» **Request**: Transcribe all of the material below word for word and leave out its pictures.

* begin Stored rows *

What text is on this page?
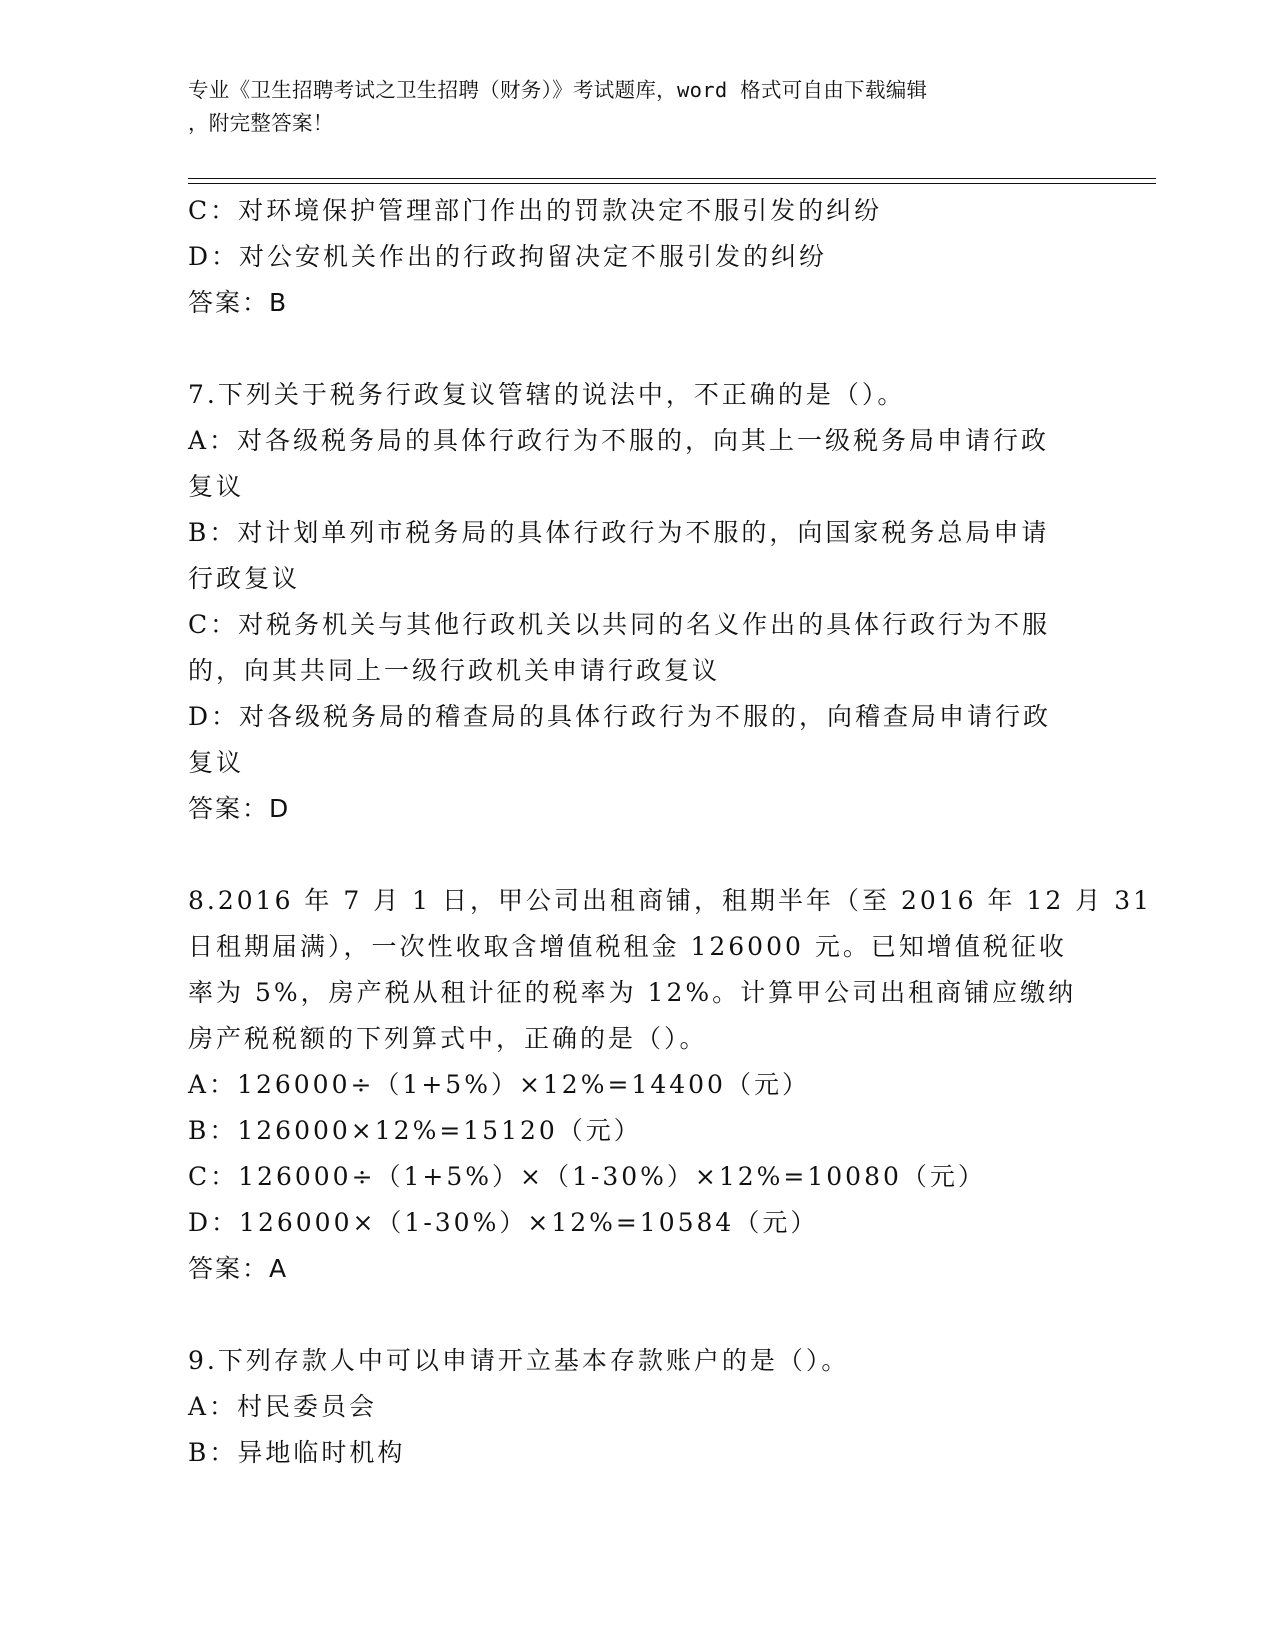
专业《卫生招聘考试之卫生招聘（财务）》考试题库，word 格式可自由下载编辑
，附完整答案！
C：对环境保护管理部门作出的罚款决定不服引发的纠纷
D：对公安机关作出的行政拘留决定不服引发的纠纷
答案：B
7.下列关于税务行政复议管辖的说法中，不正确的是（）。
A：对各级税务局的具体行政行为不服的，向其上一级税务局申请行政
复议
B：对计划单列市税务局的具体行政行为不服的，向国家税务总局申请
行政复议
C：对税务机关与其他行政机关以共同的名义作出的具体行政行为不服
的，向其共同上一级行政机关申请行政复议
D：对各级税务局的稽查局的具体行政行为不服的，向稽查局申请行政
复议
答案：D
8.2016 年 7 月 1 日，甲公司出租商铺，租期半年（至 2016 年 12 月 31
日租期届满），一次性收取含增值税租金 126000 元。已知增值税征收
率为 5%，房产税从租计征的税率为 12%。计算甲公司出租商铺应缴纳
房产税税额的下列算式中，正确的是（）。
A：126000÷（1+5%）×12%=14400（元）
B：126000×12%=15120（元）
C：126000÷（1+5%）×（1-30%）×12%=10080（元）
D：126000×（1-30%）×12%=10584（元）
答案：A
9.下列存款人中可以申请开立基本存款账户的是（）。
A：村民委员会
B：异地临时机构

* end Stored rows *

» **Correct answer**:
What text is on this page?
专业《卫生招聘考试之卫生招聘（财务）》考试题库，word 格式可自由下载编辑
，附完整答案！
C：对环境保护管理部门作出的罚款决定不服引发的纠纷
D：对公安机关作出的行政拘留决定不服引发的纠纷
答案：B
7.下列关于税务行政复议管辖的说法中，不正确的是（）。
A：对各级税务局的具体行政行为不服的，向其上一级税务局申请行政
复议
B：对计划单列市税务局的具体行政行为不服的，向国家税务总局申请
行政复议
C：对税务机关与其他行政机关以共同的名义作出的具体行政行为不服
的，向其共同上一级行政机关申请行政复议
D：对各级税务局的稽查局的具体行政行为不服的，向稽查局申请行政
复议
答案：D
8.2016 年 7 月 1 日，甲公司出租商铺，租期半年（至 2016 年 12 月 31
日租期届满），一次性收取含增值税租金 126000 元。已知增值税征收
率为 5%，房产税从租计征的税率为 12%。计算甲公司出租商铺应缴纳
房产税税额的下列算式中，正确的是（）。
A：126000÷（1+5%）×12%=14400（元）
B：126000×12%=15120（元）
C：126000÷（1+5%）×（1-30%）×12%=10080（元）
D：126000×（1-30%）×12%=10584（元）
答案：A
9.下列存款人中可以申请开立基本存款账户的是（）。
A：村民委员会
B：异地临时机构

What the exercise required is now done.